— Data items —
* * *

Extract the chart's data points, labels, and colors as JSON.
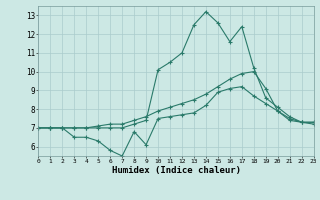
{
  "xlabel": "Humidex (Indice chaleur)",
  "background_color": "#cce8e4",
  "grid_color": "#aacccc",
  "line_color": "#2a7a6a",
  "x": [
    0,
    1,
    2,
    3,
    4,
    5,
    6,
    7,
    8,
    9,
    10,
    11,
    12,
    13,
    14,
    15,
    16,
    17,
    18,
    19,
    20,
    21,
    22,
    23
  ],
  "line_min": [
    7.0,
    7.0,
    7.0,
    6.5,
    6.5,
    6.3,
    5.8,
    5.5,
    6.8,
    6.1,
    7.5,
    7.6,
    7.7,
    7.8,
    8.2,
    8.9,
    9.1,
    9.2,
    8.7,
    8.3,
    7.9,
    7.5,
    7.3,
    7.3
  ],
  "line_avg": [
    7.0,
    7.0,
    7.0,
    7.0,
    7.0,
    7.1,
    7.2,
    7.2,
    7.4,
    7.6,
    7.9,
    8.1,
    8.3,
    8.5,
    8.8,
    9.2,
    9.6,
    9.9,
    10.0,
    9.1,
    7.9,
    7.4,
    7.3,
    7.2
  ],
  "line_max": [
    7.0,
    7.0,
    7.0,
    7.0,
    7.0,
    7.0,
    7.0,
    7.0,
    7.2,
    7.4,
    10.1,
    10.5,
    11.0,
    12.5,
    13.2,
    12.6,
    11.6,
    12.4,
    10.2,
    8.6,
    8.1,
    7.6,
    7.3,
    7.3
  ],
  "ylim": [
    5.5,
    13.5
  ],
  "xlim": [
    0,
    23
  ],
  "yticks": [
    6,
    7,
    8,
    9,
    10,
    11,
    12,
    13
  ],
  "xticks": [
    0,
    1,
    2,
    3,
    4,
    5,
    6,
    7,
    8,
    9,
    10,
    11,
    12,
    13,
    14,
    15,
    16,
    17,
    18,
    19,
    20,
    21,
    22,
    23
  ]
}
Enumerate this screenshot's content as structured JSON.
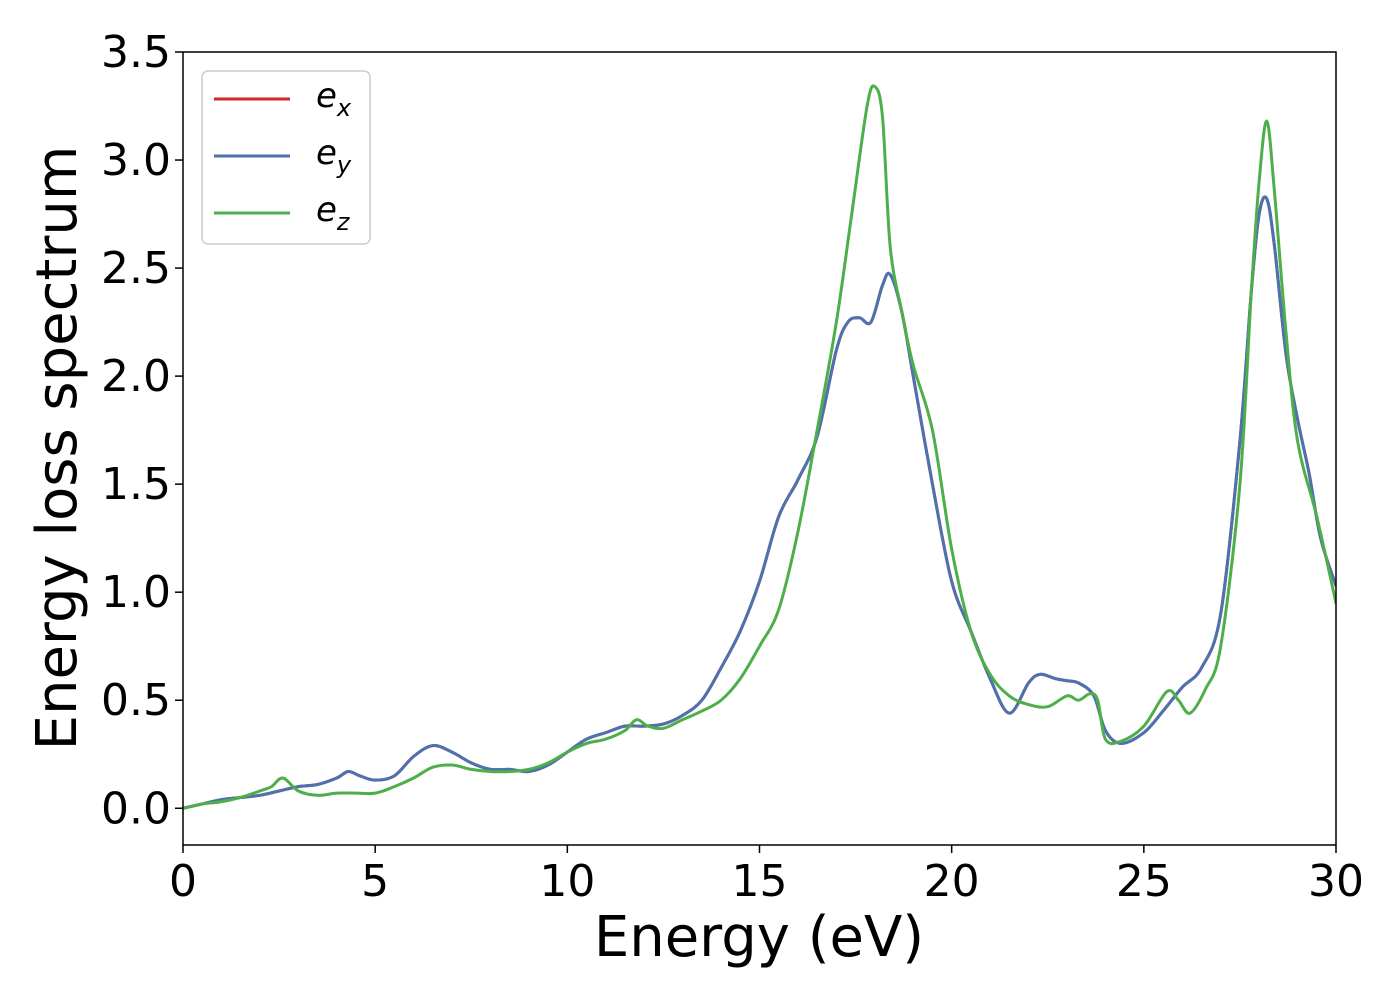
{
  "chart_data": {
    "type": "line",
    "title": "",
    "xlabel": "Energy (eV)",
    "ylabel": "Energy loss spectrum",
    "xlim": [
      0,
      30
    ],
    "ylim": [
      -0.17,
      3.5
    ],
    "xticks": [
      0,
      5,
      10,
      15,
      20,
      25,
      30
    ],
    "xtick_labels": [
      "0",
      "5",
      "10",
      "15",
      "20",
      "25",
      "30"
    ],
    "yticks": [
      0.0,
      0.5,
      1.0,
      1.5,
      2.0,
      2.5,
      3.0,
      3.5
    ],
    "ytick_labels": [
      "0.0",
      "0.5",
      "1.0",
      "1.5",
      "2.0",
      "2.5",
      "3.0",
      "3.5"
    ],
    "grid": false,
    "legend_position": "top-left",
    "series": [
      {
        "name": "e_x",
        "label_main": "e",
        "label_sub": "x",
        "color": "#d62728",
        "x": [
          0,
          0.5,
          1.0,
          1.5,
          2.0,
          2.5,
          3.0,
          3.5,
          4.0,
          4.3,
          4.6,
          5.0,
          5.5,
          6.0,
          6.5,
          7.0,
          7.5,
          8.0,
          8.5,
          9.0,
          9.5,
          10.0,
          10.5,
          11.0,
          11.5,
          12.0,
          12.5,
          13.0,
          13.5,
          14.0,
          14.5,
          15.0,
          15.5,
          16.0,
          16.5,
          17.0,
          17.3,
          17.6,
          17.9,
          18.2,
          18.4,
          18.7,
          19.0,
          19.5,
          20.0,
          20.5,
          21.0,
          21.5,
          22.0,
          22.3,
          22.7,
          23.0,
          23.3,
          23.7,
          24.0,
          24.4,
          25.0,
          25.5,
          26.0,
          26.5,
          27.0,
          27.5,
          27.8,
          28.0,
          28.2,
          28.4,
          28.7,
          29.0,
          29.3,
          29.6,
          30.0
        ],
        "y": [
          0.0,
          0.02,
          0.04,
          0.05,
          0.06,
          0.08,
          0.1,
          0.11,
          0.14,
          0.17,
          0.15,
          0.13,
          0.15,
          0.24,
          0.29,
          0.26,
          0.21,
          0.18,
          0.18,
          0.17,
          0.2,
          0.26,
          0.32,
          0.35,
          0.38,
          0.38,
          0.39,
          0.43,
          0.5,
          0.65,
          0.82,
          1.05,
          1.35,
          1.52,
          1.72,
          2.12,
          2.25,
          2.27,
          2.25,
          2.42,
          2.47,
          2.3,
          2.0,
          1.5,
          1.05,
          0.82,
          0.6,
          0.44,
          0.58,
          0.62,
          0.6,
          0.59,
          0.58,
          0.52,
          0.36,
          0.3,
          0.35,
          0.45,
          0.56,
          0.65,
          0.9,
          1.7,
          2.4,
          2.75,
          2.82,
          2.6,
          2.1,
          1.8,
          1.55,
          1.25,
          1.03
        ]
      },
      {
        "name": "e_y",
        "label_main": "e",
        "label_sub": "y",
        "color": "#4c72b0",
        "x": [
          0,
          0.5,
          1.0,
          1.5,
          2.0,
          2.5,
          3.0,
          3.5,
          4.0,
          4.3,
          4.6,
          5.0,
          5.5,
          6.0,
          6.5,
          7.0,
          7.5,
          8.0,
          8.5,
          9.0,
          9.5,
          10.0,
          10.5,
          11.0,
          11.5,
          12.0,
          12.5,
          13.0,
          13.5,
          14.0,
          14.5,
          15.0,
          15.5,
          16.0,
          16.5,
          17.0,
          17.3,
          17.6,
          17.9,
          18.2,
          18.4,
          18.7,
          19.0,
          19.5,
          20.0,
          20.5,
          21.0,
          21.5,
          22.0,
          22.3,
          22.7,
          23.0,
          23.3,
          23.7,
          24.0,
          24.4,
          25.0,
          25.5,
          26.0,
          26.5,
          27.0,
          27.5,
          27.8,
          28.0,
          28.2,
          28.4,
          28.7,
          29.0,
          29.3,
          29.6,
          30.0
        ],
        "y": [
          0.0,
          0.02,
          0.04,
          0.05,
          0.06,
          0.08,
          0.1,
          0.11,
          0.14,
          0.17,
          0.15,
          0.13,
          0.15,
          0.24,
          0.29,
          0.26,
          0.21,
          0.18,
          0.18,
          0.17,
          0.2,
          0.26,
          0.32,
          0.35,
          0.38,
          0.38,
          0.39,
          0.43,
          0.5,
          0.65,
          0.82,
          1.05,
          1.35,
          1.52,
          1.72,
          2.12,
          2.25,
          2.27,
          2.25,
          2.42,
          2.47,
          2.3,
          2.0,
          1.5,
          1.05,
          0.82,
          0.6,
          0.44,
          0.58,
          0.62,
          0.6,
          0.59,
          0.58,
          0.52,
          0.36,
          0.3,
          0.35,
          0.45,
          0.56,
          0.65,
          0.9,
          1.7,
          2.4,
          2.75,
          2.82,
          2.6,
          2.1,
          1.8,
          1.55,
          1.25,
          1.03
        ]
      },
      {
        "name": "e_z",
        "label_main": "e",
        "label_sub": "z",
        "color": "#4daf4a",
        "x": [
          0,
          0.5,
          1.0,
          1.5,
          2.0,
          2.3,
          2.6,
          3.0,
          3.5,
          4.0,
          4.5,
          5.0,
          5.5,
          6.0,
          6.5,
          7.0,
          7.5,
          8.0,
          8.5,
          9.0,
          9.5,
          10.0,
          10.5,
          11.0,
          11.5,
          11.8,
          12.1,
          12.5,
          13.0,
          13.5,
          14.0,
          14.5,
          15.0,
          15.5,
          16.0,
          16.5,
          17.0,
          17.4,
          17.8,
          18.0,
          18.2,
          18.4,
          18.7,
          19.0,
          19.5,
          20.0,
          20.5,
          21.0,
          21.5,
          22.0,
          22.5,
          23.0,
          23.3,
          23.6,
          23.8,
          24.0,
          24.4,
          25.0,
          25.6,
          25.9,
          26.2,
          26.6,
          27.0,
          27.5,
          27.8,
          28.0,
          28.2,
          28.4,
          28.7,
          29.0,
          29.5,
          30.0
        ],
        "y": [
          0.0,
          0.02,
          0.03,
          0.05,
          0.08,
          0.1,
          0.14,
          0.08,
          0.06,
          0.07,
          0.07,
          0.07,
          0.1,
          0.14,
          0.19,
          0.2,
          0.18,
          0.17,
          0.17,
          0.18,
          0.21,
          0.26,
          0.3,
          0.32,
          0.36,
          0.41,
          0.38,
          0.37,
          0.41,
          0.45,
          0.5,
          0.6,
          0.75,
          0.92,
          1.28,
          1.75,
          2.25,
          2.75,
          3.25,
          3.34,
          3.2,
          2.6,
          2.3,
          2.05,
          1.75,
          1.2,
          0.82,
          0.62,
          0.52,
          0.48,
          0.47,
          0.52,
          0.5,
          0.53,
          0.5,
          0.32,
          0.31,
          0.38,
          0.54,
          0.5,
          0.44,
          0.55,
          0.75,
          1.5,
          2.4,
          2.9,
          3.18,
          2.85,
          2.2,
          1.7,
          1.35,
          0.95
        ]
      }
    ]
  }
}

* * *

— GOAL —
Which lines include "JSON"? Copy each of them out.

— FULL SOLUTION —
Extract the chart's data points, labels, and colors as JSON.
Enumerate this screenshot's content as structured JSON.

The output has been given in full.